Items from a dataset »
------------------------------------------------------------------------

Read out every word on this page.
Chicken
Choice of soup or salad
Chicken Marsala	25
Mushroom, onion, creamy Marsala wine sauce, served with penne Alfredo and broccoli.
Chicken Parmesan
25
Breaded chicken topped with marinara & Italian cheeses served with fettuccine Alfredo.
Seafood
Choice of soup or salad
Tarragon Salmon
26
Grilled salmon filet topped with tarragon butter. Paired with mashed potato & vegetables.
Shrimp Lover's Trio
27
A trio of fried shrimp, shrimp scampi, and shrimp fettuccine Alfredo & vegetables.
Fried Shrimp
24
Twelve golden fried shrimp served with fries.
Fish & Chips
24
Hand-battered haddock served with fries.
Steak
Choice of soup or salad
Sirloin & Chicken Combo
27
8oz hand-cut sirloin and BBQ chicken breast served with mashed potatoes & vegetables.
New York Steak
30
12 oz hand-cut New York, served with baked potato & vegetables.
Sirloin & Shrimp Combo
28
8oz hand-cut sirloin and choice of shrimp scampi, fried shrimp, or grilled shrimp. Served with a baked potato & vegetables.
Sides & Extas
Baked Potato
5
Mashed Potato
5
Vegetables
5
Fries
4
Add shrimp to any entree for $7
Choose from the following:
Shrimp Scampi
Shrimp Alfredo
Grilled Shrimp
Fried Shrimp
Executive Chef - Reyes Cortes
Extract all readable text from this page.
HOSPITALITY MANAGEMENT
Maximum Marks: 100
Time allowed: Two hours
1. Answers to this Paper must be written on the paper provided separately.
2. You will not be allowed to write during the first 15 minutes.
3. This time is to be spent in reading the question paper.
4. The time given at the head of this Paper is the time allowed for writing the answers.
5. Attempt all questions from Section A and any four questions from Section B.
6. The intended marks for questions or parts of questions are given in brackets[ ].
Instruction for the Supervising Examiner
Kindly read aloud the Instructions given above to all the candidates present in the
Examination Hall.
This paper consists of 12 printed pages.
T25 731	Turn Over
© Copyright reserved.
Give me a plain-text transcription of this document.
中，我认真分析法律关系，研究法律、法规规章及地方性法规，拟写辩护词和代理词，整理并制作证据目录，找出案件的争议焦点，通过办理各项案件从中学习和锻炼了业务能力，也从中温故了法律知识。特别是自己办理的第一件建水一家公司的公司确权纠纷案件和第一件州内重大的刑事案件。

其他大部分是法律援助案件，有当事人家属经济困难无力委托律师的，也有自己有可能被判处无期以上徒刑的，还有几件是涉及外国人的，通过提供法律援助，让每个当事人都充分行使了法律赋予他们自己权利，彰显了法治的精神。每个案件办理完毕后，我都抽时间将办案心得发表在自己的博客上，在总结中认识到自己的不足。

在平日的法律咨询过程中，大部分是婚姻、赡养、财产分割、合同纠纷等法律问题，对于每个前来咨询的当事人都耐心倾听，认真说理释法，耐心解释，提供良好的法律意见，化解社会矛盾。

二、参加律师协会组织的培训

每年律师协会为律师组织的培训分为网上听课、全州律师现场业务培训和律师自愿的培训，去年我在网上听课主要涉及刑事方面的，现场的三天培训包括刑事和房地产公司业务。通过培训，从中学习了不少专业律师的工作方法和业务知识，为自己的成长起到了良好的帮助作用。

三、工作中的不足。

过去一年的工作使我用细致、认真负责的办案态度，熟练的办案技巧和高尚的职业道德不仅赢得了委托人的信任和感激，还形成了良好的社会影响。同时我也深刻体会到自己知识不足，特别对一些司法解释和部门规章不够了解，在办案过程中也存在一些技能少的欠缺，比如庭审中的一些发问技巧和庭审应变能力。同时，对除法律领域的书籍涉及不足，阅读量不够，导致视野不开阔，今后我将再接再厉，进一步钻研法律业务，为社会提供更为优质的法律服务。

------------------------------------------------------------------------

What you should do » Each line above must be reproduced exactly as it stands.

Completed exercise »
Read out every word on this page.
Chicken
Choice of soup or salad
Chicken Marsala	25
Mushroom, onion, creamy Marsala wine sauce, served with penne Alfredo and broccoli.
Chicken Parmesan
25
Breaded chicken topped with marinara & Italian cheeses served with fettuccine Alfredo.
Seafood
Choice of soup or salad
Tarragon Salmon
26
Grilled salmon filet topped with tarragon butter. Paired with mashed potato & vegetables.
Shrimp Lover's Trio
27
A trio of fried shrimp, shrimp scampi, and shrimp fettuccine Alfredo & vegetables.
Fried Shrimp
24
Twelve golden fried shrimp served with fries.
Fish & Chips
24
Hand-battered haddock served with fries.
Steak
Choice of soup or salad
Sirloin & Chicken Combo
27
8oz hand-cut sirloin and BBQ chicken breast served with mashed potatoes & vegetables.
New York Steak
30
12 oz hand-cut New York, served with baked potato & vegetables.
Sirloin & Shrimp Combo
28
8oz hand-cut sirloin and choice of shrimp scampi, fried shrimp, or grilled shrimp. Served with a baked potato & vegetables.
Sides & Extas
Baked Potato
5
Mashed Potato
5
Vegetables
5
Fries
4
Add shrimp to any entree for $7
Choose from the following:
Shrimp Scampi
Shrimp Alfredo
Grilled Shrimp
Fried Shrimp
Executive Chef - Reyes Cortes
Extract all readable text from this page.
HOSPITALITY MANAGEMENT
Maximum Marks: 100
Time allowed: Two hours
1. Answers to this Paper must be written on the paper provided separately.
2. You will not be allowed to write during the first 15 minutes.
3. This time is to be spent in reading the question paper.
4. The time given at the head of this Paper is the time allowed for writing the answers.
5. Attempt all questions from Section A and any four questions from Section B.
6. The intended marks for questions or parts of questions are given in brackets[ ].
Instruction for the Supervising Examiner
Kindly read aloud the Instructions given above to all the candidates present in the
Examination Hall.
This paper consists of 12 printed pages.
T25 731	Turn Over
© Copyright reserved.
Give me a plain-text transcription of this document.
中，我认真分析法律关系，研究法律、法规规章及地方性法规，拟写辩护词和代理词，整理并制作证据目录，找出案件的争议焦点，通过办理各项案件从中学习和锻炼了业务能力，也从中温故了法律知识。特别是自己办理的第一件建水一家公司的公司确权纠纷案件和第一件州内重大的刑事案件。

其他大部分是法律援助案件，有当事人家属经济困难无力委托律师的，也有自己有可能被判处无期以上徒刑的，还有几件是涉及外国人的，通过提供法律援助，让每个当事人都充分行使了法律赋予他们自己权利，彰显了法治的精神。每个案件办理完毕后，我都抽时间将办案心得发表在自己的博客上，在总结中认识到自己的不足。

在平日的法律咨询过程中，大部分是婚姻、赡养、财产分割、合同纠纷等法律问题，对于每个前来咨询的当事人都耐心倾听，认真说理释法，耐心解释，提供良好的法律意见，化解社会矛盾。

二、参加律师协会组织的培训

每年律师协会为律师组织的培训分为网上听课、全州律师现场业务培训和律师自愿的培训，去年我在网上听课主要涉及刑事方面的，现场的三天培训包括刑事和房地产公司业务。通过培训，从中学习了不少专业律师的工作方法和业务知识，为自己的成长起到了良好的帮助作用。

三、工作中的不足。

过去一年的工作使我用细致、认真负责的办案态度，熟练的办案技巧和高尚的职业道德不仅赢得了委托人的信任和感激，还形成了良好的社会影响。同时我也深刻体会到自己知识不足，特别对一些司法解释和部门规章不够了解，在办案过程中也存在一些技能少的欠缺，比如庭审中的一些发问技巧和庭审应变能力。同时，对除法律领域的书籍涉及不足，阅读量不够，导致视野不开阔，今后我将再接再厉，进一步钻研法律业务，为社会提供更为优质的法律服务。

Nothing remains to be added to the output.